- [YOUR INSTRUCTIONS]: Your task is to reproduce the material exactly.

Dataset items
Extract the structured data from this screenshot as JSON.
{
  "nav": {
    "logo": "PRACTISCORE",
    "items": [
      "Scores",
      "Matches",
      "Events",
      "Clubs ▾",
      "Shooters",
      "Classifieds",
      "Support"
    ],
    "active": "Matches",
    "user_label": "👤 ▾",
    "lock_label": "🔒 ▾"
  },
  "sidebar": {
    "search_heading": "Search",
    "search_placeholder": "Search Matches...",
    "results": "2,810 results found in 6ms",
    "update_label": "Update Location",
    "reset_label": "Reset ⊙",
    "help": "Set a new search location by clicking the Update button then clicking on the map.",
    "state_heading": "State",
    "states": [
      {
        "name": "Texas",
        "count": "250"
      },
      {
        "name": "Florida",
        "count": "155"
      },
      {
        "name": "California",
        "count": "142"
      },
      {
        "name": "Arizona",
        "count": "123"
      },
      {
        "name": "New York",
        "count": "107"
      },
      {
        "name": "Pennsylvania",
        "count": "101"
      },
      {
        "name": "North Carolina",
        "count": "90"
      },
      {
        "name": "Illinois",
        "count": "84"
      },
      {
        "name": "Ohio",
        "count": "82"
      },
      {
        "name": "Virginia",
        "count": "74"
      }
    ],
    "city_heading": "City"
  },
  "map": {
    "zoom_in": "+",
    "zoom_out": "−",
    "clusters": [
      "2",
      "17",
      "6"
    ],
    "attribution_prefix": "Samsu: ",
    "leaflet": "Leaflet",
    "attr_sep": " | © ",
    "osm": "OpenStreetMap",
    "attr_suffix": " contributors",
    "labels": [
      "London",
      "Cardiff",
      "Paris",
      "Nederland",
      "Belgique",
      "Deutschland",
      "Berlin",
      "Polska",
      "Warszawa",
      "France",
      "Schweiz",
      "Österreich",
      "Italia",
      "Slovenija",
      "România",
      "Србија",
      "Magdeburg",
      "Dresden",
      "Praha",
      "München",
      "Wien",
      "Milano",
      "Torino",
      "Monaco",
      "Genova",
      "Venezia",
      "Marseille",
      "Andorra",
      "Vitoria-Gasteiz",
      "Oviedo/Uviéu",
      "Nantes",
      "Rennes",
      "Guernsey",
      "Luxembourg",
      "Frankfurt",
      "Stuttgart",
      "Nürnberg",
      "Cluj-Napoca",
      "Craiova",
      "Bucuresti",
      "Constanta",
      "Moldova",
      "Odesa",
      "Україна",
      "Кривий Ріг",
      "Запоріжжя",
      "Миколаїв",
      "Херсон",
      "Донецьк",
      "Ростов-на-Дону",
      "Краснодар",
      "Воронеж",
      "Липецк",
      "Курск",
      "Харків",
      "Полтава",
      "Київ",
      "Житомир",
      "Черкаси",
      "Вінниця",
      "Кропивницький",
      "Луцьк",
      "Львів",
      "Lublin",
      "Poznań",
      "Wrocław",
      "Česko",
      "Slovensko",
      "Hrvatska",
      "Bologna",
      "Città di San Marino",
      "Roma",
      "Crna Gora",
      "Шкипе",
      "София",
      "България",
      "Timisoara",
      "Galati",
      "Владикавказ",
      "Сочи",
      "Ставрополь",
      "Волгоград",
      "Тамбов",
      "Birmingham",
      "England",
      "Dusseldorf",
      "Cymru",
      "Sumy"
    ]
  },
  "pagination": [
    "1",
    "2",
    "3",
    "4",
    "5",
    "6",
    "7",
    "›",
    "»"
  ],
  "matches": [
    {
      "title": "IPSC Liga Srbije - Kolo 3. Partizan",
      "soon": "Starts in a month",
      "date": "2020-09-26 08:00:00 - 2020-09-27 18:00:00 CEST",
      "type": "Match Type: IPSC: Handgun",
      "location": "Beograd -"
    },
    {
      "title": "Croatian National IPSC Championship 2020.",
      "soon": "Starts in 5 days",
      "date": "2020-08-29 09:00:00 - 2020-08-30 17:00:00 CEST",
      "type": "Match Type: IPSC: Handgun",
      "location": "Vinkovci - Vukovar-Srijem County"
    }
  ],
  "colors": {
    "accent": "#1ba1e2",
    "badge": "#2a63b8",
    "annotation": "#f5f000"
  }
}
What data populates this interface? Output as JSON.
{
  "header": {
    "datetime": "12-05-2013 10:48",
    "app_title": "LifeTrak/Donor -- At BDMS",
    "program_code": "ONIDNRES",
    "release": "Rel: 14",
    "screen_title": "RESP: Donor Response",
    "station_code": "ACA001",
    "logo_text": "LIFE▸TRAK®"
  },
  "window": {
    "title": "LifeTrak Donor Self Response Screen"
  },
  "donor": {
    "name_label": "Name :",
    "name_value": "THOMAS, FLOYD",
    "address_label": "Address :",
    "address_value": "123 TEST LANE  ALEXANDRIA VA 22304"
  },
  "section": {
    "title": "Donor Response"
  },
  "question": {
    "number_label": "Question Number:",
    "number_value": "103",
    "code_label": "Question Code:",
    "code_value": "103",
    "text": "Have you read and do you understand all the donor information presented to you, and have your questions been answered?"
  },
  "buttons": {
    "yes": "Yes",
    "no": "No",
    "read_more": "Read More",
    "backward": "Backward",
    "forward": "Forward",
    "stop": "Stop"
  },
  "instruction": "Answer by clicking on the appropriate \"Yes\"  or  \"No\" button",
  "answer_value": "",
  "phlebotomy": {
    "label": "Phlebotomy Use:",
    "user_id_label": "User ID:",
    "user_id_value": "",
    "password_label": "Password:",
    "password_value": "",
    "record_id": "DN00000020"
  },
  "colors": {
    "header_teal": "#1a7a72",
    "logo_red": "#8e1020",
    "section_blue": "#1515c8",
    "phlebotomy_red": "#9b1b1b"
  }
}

- [RESPONSE]:
Extract the structured data from this screenshot as JSON.
{
  "nav": {
    "logo": "PRACTISCORE",
    "items": [
      "Scores",
      "Matches",
      "Events",
      "Clubs ▾",
      "Shooters",
      "Classifieds",
      "Support"
    ],
    "active": "Matches",
    "user_label": "👤 ▾",
    "lock_label": "🔒 ▾"
  },
  "sidebar": {
    "search_heading": "Search",
    "search_placeholder": "Search Matches...",
    "results": "2,810 results found in 6ms",
    "update_label": "Update Location",
    "reset_label": "Reset ⊙",
    "help": "Set a new search location by clicking the Update button then clicking on the map.",
    "state_heading": "State",
    "states": [
      {
        "name": "Texas",
        "count": "250"
      },
      {
        "name": "Florida",
        "count": "155"
      },
      {
        "name": "California",
        "count": "142"
      },
      {
        "name": "Arizona",
        "count": "123"
      },
      {
        "name": "New York",
        "count": "107"
      },
      {
        "name": "Pennsylvania",
        "count": "101"
      },
      {
        "name": "North Carolina",
        "count": "90"
      },
      {
        "name": "Illinois",
        "count": "84"
      },
      {
        "name": "Ohio",
        "count": "82"
      },
      {
        "name": "Virginia",
        "count": "74"
      }
    ],
    "city_heading": "City"
  },
  "map": {
    "zoom_in": "+",
    "zoom_out": "−",
    "clusters": [
      "2",
      "17",
      "6"
    ],
    "attribution_prefix": "Samsu: ",
    "leaflet": "Leaflet",
    "attr_sep": " | © ",
    "osm": "OpenStreetMap",
    "attr_suffix": " contributors",
    "labels": [
      "London",
      "Cardiff",
      "Paris",
      "Nederland",
      "Belgique",
      "Deutschland",
      "Berlin",
      "Polska",
      "Warszawa",
      "France",
      "Schweiz",
      "Österreich",
      "Italia",
      "Slovenija",
      "România",
      "Србија",
      "Magdeburg",
      "Dresden",
      "Praha",
      "München",
      "Wien",
      "Milano",
      "Torino",
      "Monaco",
      "Genova",
      "Venezia",
      "Marseille",
      "Andorra",
      "Vitoria-Gasteiz",
      "Oviedo/Uviéu",
      "Nantes",
      "Rennes",
      "Guernsey",
      "Luxembourg",
      "Frankfurt",
      "Stuttgart",
      "Nürnberg",
      "Cluj-Napoca",
      "Craiova",
      "Bucuresti",
      "Constanta",
      "Moldova",
      "Odesa",
      "Україна",
      "Кривий Ріг",
      "Запоріжжя",
      "Миколаїв",
      "Херсон",
      "Донецьк",
      "Ростов-на-Дону",
      "Краснодар",
      "Воронеж",
      "Липецк",
      "Курск",
      "Харків",
      "Полтава",
      "Київ",
      "Житомир",
      "Черкаси",
      "Вінниця",
      "Кропивницький",
      "Луцьк",
      "Львів",
      "Lublin",
      "Poznań",
      "Wrocław",
      "Česko",
      "Slovensko",
      "Hrvatska",
      "Bologna",
      "Città di San Marino",
      "Roma",
      "Crna Gora",
      "Шкипе",
      "София",
      "България",
      "Timisoara",
      "Galati",
      "Владикавказ",
      "Сочи",
      "Ставрополь",
      "Волгоград",
      "Тамбов",
      "Birmingham",
      "England",
      "Dusseldorf",
      "Cymru",
      "Sumy"
    ]
  },
  "pagination": [
    "1",
    "2",
    "3",
    "4",
    "5",
    "6",
    "7",
    "›",
    "»"
  ],
  "matches": [
    {
      "title": "IPSC Liga Srbije - Kolo 3. Partizan",
      "soon": "Starts in a month",
      "date": "2020-09-26 08:00:00 - 2020-09-27 18:00:00 CEST",
      "type": "Match Type: IPSC: Handgun",
      "location": "Beograd -"
    },
    {
      "title": "Croatian National IPSC Championship 2020.",
      "soon": "Starts in 5 days",
      "date": "2020-08-29 09:00:00 - 2020-08-30 17:00:00 CEST",
      "type": "Match Type: IPSC: Handgun",
      "location": "Vinkovci - Vukovar-Srijem County"
    }
  ],
  "colors": {
    "accent": "#1ba1e2",
    "badge": "#2a63b8",
    "annotation": "#f5f000"
  }
}
What data populates this interface? Output as JSON.
{
  "header": {
    "datetime": "12-05-2013 10:48",
    "app_title": "LifeTrak/Donor -- At BDMS",
    "program_code": "ONIDNRES",
    "release": "Rel: 14",
    "screen_title": "RESP: Donor Response",
    "station_code": "ACA001",
    "logo_text": "LIFE▸TRAK®"
  },
  "window": {
    "title": "LifeTrak Donor Self Response Screen"
  },
  "donor": {
    "name_label": "Name :",
    "name_value": "THOMAS, FLOYD",
    "address_label": "Address :",
    "address_value": "123 TEST LANE  ALEXANDRIA VA 22304"
  },
  "section": {
    "title": "Donor Response"
  },
  "question": {
    "number_label": "Question Number:",
    "number_value": "103",
    "code_label": "Question Code:",
    "code_value": "103",
    "text": "Have you read and do you understand all the donor information presented to you, and have your questions been answered?"
  },
  "buttons": {
    "yes": "Yes",
    "no": "No",
    "read_more": "Read More",
    "backward": "Backward",
    "forward": "Forward",
    "stop": "Stop"
  },
  "instruction": "Answer by clicking on the appropriate \"Yes\"  or  \"No\" button",
  "answer_value": "",
  "phlebotomy": {
    "label": "Phlebotomy Use:",
    "user_id_label": "User ID:",
    "user_id_value": "",
    "password_label": "Password:",
    "password_value": "",
    "record_id": "DN00000020"
  },
  "colors": {
    "header_teal": "#1a7a72",
    "logo_red": "#8e1020",
    "section_blue": "#1515c8",
    "phlebotomy_red": "#9b1b1b"
  }
}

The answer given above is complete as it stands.